-- Begin Stored data --

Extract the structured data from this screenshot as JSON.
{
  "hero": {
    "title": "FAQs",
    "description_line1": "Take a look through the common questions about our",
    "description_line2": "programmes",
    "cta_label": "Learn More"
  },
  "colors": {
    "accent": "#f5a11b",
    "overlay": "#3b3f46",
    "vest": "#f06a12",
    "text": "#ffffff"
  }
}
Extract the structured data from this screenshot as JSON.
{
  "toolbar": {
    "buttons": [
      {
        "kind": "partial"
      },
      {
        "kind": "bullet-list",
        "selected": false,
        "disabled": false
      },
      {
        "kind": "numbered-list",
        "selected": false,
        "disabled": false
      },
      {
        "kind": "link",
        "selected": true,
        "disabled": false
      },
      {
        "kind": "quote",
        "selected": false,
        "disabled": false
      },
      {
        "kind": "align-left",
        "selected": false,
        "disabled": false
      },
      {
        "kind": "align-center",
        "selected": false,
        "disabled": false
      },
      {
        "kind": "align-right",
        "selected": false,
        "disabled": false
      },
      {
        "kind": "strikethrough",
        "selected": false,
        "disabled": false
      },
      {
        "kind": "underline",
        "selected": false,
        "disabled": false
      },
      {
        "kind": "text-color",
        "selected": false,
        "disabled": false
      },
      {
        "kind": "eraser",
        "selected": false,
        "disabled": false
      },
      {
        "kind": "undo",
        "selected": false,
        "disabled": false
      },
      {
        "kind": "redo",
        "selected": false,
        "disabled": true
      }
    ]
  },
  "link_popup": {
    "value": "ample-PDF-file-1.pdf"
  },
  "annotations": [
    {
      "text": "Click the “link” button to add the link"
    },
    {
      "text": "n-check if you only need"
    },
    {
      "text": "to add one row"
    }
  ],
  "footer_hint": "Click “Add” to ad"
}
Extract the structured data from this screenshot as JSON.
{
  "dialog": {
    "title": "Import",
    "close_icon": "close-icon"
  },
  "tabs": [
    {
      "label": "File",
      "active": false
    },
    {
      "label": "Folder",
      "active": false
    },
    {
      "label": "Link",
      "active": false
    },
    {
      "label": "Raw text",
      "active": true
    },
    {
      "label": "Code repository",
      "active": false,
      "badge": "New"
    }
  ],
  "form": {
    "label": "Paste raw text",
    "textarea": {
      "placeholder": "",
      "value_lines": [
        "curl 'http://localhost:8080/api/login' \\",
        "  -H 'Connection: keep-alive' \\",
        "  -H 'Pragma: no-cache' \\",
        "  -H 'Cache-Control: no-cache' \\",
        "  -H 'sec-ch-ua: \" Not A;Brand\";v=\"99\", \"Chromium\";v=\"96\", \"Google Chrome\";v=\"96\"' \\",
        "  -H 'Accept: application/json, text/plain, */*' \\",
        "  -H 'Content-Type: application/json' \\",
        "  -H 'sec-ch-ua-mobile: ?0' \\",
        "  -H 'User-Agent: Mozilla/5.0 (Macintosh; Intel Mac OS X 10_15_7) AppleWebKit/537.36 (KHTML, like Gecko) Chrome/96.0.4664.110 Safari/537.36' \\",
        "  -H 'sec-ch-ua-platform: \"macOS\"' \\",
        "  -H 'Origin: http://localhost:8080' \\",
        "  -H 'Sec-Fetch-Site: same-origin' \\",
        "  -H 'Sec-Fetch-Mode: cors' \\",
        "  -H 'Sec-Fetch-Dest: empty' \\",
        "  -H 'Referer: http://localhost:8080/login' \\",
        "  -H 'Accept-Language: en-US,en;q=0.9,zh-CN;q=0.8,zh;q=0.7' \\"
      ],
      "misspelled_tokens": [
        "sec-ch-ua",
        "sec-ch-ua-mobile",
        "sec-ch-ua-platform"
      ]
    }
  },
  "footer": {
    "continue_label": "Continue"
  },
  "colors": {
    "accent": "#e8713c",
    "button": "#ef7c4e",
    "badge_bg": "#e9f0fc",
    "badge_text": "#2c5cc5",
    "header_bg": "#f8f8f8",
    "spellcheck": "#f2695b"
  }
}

-- End Stored data --

Output the records verbatim, from the first line to the last.

Extract the structured data from this screenshot as JSON.
{
  "hero": {
    "title": "FAQs",
    "description_line1": "Take a look through the common questions about our",
    "description_line2": "programmes",
    "cta_label": "Learn More"
  },
  "colors": {
    "accent": "#f5a11b",
    "overlay": "#3b3f46",
    "vest": "#f06a12",
    "text": "#ffffff"
  }
}
Extract the structured data from this screenshot as JSON.
{
  "toolbar": {
    "buttons": [
      {
        "kind": "partial"
      },
      {
        "kind": "bullet-list",
        "selected": false,
        "disabled": false
      },
      {
        "kind": "numbered-list",
        "selected": false,
        "disabled": false
      },
      {
        "kind": "link",
        "selected": true,
        "disabled": false
      },
      {
        "kind": "quote",
        "selected": false,
        "disabled": false
      },
      {
        "kind": "align-left",
        "selected": false,
        "disabled": false
      },
      {
        "kind": "align-center",
        "selected": false,
        "disabled": false
      },
      {
        "kind": "align-right",
        "selected": false,
        "disabled": false
      },
      {
        "kind": "strikethrough",
        "selected": false,
        "disabled": false
      },
      {
        "kind": "underline",
        "selected": false,
        "disabled": false
      },
      {
        "kind": "text-color",
        "selected": false,
        "disabled": false
      },
      {
        "kind": "eraser",
        "selected": false,
        "disabled": false
      },
      {
        "kind": "undo",
        "selected": false,
        "disabled": false
      },
      {
        "kind": "redo",
        "selected": false,
        "disabled": true
      }
    ]
  },
  "link_popup": {
    "value": "ample-PDF-file-1.pdf"
  },
  "annotations": [
    {
      "text": "Click the “link” button to add the link"
    },
    {
      "text": "n-check if you only need"
    },
    {
      "text": "to add one row"
    }
  ],
  "footer_hint": "Click “Add” to ad"
}
Extract the structured data from this screenshot as JSON.
{
  "dialog": {
    "title": "Import",
    "close_icon": "close-icon"
  },
  "tabs": [
    {
      "label": "File",
      "active": false
    },
    {
      "label": "Folder",
      "active": false
    },
    {
      "label": "Link",
      "active": false
    },
    {
      "label": "Raw text",
      "active": true
    },
    {
      "label": "Code repository",
      "active": false,
      "badge": "New"
    }
  ],
  "form": {
    "label": "Paste raw text",
    "textarea": {
      "placeholder": "",
      "value_lines": [
        "curl 'http://localhost:8080/api/login' \\",
        "  -H 'Connection: keep-alive' \\",
        "  -H 'Pragma: no-cache' \\",
        "  -H 'Cache-Control: no-cache' \\",
        "  -H 'sec-ch-ua: \" Not A;Brand\";v=\"99\", \"Chromium\";v=\"96\", \"Google Chrome\";v=\"96\"' \\",
        "  -H 'Accept: application/json, text/plain, */*' \\",
        "  -H 'Content-Type: application/json' \\",
        "  -H 'sec-ch-ua-mobile: ?0' \\",
        "  -H 'User-Agent: Mozilla/5.0 (Macintosh; Intel Mac OS X 10_15_7) AppleWebKit/537.36 (KHTML, like Gecko) Chrome/96.0.4664.110 Safari/537.36' \\",
        "  -H 'sec-ch-ua-platform: \"macOS\"' \\",
        "  -H 'Origin: http://localhost:8080' \\",
        "  -H 'Sec-Fetch-Site: same-origin' \\",
        "  -H 'Sec-Fetch-Mode: cors' \\",
        "  -H 'Sec-Fetch-Dest: empty' \\",
        "  -H 'Referer: http://localhost:8080/login' \\",
        "  -H 'Accept-Language: en-US,en;q=0.9,zh-CN;q=0.8,zh;q=0.7' \\"
      ],
      "misspelled_tokens": [
        "sec-ch-ua",
        "sec-ch-ua-mobile",
        "sec-ch-ua-platform"
      ]
    }
  },
  "footer": {
    "continue_label": "Continue"
  },
  "colors": {
    "accent": "#e8713c",
    "button": "#ef7c4e",
    "badge_bg": "#e9f0fc",
    "badge_text": "#2c5cc5",
    "header_bg": "#f8f8f8",
    "spellcheck": "#f2695b"
  }
}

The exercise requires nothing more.